Nel testo sul GDPR e il rischio informatico, indica a quale rischio il cyber risk è ritenuto secondo secondo la classifica del World Economic Forum.

TESTO RIPORTATO

/---

Questa impostazione è forse troppo riduttiva ed in buona parte miope.
Il dato di fondo che sfugge a questo approccio è che il GDPR rappresenta un’opportunità: è un concreto insieme di misure atte a contenere il cyber risk. L’attuazione dell’impianto di norme del GDPR può rappresentare, infatti, un “viatico” affinché il singolo operatore costruisca, o rafforzi, i propri presidi in tema di cyber security.
Quella di un attacco informatico su larga scala è ormai notizia quotidiana; il cyber risk – stando alla classifica stilata dal World Economic Forum – è ritenuto secondo solo al rischio climatico.
Vi è tuttavia meno consapevolezza (e da qui forse il frettoloso approccio di cui in premessa) rispetto:
- All’effettivo livello di esposizione a questo rischio (sottostimato);
- Alle responsabilità che un attacco cyber comporta in capo all’operatore economico. Una violazione che intacchi anche i dati personali è valutata negli ambiti della responsabilità semi-oggettiva ed opera anche a prescindere dalla colpa lieve del singolo titolare del trattamento;
- Alle conseguenze in termini di danni economici, quali ad esempio la responsabilità verso terzi, nonché quelli da business interruption.
È in questa realtà che il GDPR deve essere contestualizzato: dare esecuzione alle sue disposizioni non solo è obbligatorio, ma è l’opportunità alla quale sopra abbiamo accennato.

\---

VOCI FORNITE
/---

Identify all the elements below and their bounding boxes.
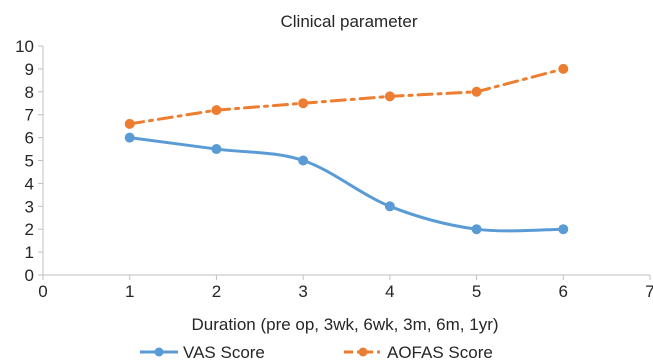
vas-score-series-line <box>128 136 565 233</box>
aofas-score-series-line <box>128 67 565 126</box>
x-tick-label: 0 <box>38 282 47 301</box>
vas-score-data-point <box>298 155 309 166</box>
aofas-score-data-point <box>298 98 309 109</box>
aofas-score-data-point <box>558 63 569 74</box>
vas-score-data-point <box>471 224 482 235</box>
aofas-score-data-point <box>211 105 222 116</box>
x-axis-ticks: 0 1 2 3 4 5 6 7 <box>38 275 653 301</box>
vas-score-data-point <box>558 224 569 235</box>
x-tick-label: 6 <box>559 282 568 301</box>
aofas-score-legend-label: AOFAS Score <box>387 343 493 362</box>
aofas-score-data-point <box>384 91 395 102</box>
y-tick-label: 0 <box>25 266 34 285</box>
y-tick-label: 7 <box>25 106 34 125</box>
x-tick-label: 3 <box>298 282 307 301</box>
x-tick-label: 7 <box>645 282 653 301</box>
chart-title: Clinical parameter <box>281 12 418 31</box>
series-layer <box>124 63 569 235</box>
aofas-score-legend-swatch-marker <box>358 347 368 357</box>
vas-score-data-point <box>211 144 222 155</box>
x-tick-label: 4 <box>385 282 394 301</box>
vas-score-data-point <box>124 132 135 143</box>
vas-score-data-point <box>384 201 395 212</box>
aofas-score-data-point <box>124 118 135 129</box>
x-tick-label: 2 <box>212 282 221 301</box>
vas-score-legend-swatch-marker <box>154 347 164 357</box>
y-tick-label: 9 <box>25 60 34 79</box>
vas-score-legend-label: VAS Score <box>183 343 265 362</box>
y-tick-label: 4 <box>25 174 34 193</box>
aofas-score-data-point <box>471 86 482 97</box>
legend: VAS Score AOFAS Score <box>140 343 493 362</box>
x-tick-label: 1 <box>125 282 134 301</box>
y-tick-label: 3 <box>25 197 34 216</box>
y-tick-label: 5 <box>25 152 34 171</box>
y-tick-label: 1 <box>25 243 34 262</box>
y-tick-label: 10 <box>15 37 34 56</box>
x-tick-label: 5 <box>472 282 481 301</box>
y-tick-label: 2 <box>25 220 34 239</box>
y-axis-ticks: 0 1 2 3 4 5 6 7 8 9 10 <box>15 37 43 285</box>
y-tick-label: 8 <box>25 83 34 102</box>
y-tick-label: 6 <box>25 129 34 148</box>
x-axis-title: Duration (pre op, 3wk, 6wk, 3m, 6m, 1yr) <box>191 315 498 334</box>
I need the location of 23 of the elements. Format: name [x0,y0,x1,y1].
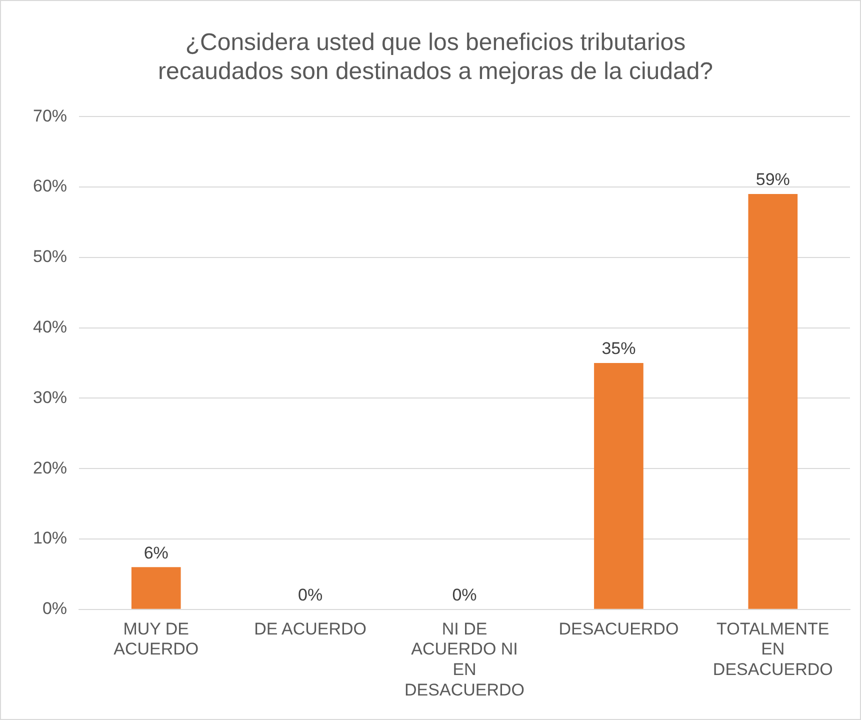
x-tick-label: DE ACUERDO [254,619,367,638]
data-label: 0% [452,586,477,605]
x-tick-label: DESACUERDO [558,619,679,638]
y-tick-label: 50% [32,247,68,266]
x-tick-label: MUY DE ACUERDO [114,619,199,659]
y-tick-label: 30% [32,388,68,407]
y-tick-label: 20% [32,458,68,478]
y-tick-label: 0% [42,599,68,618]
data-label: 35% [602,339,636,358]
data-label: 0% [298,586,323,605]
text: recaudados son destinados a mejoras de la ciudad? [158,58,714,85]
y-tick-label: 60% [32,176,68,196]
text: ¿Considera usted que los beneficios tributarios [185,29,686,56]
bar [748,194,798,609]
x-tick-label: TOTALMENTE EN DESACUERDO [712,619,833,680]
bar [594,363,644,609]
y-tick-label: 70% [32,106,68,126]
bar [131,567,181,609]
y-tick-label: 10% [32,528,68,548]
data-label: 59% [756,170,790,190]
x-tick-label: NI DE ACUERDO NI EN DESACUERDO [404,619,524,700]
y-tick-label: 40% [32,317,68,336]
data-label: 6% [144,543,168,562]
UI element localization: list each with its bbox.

\---

SOLUZIONE
Al rischio climatico.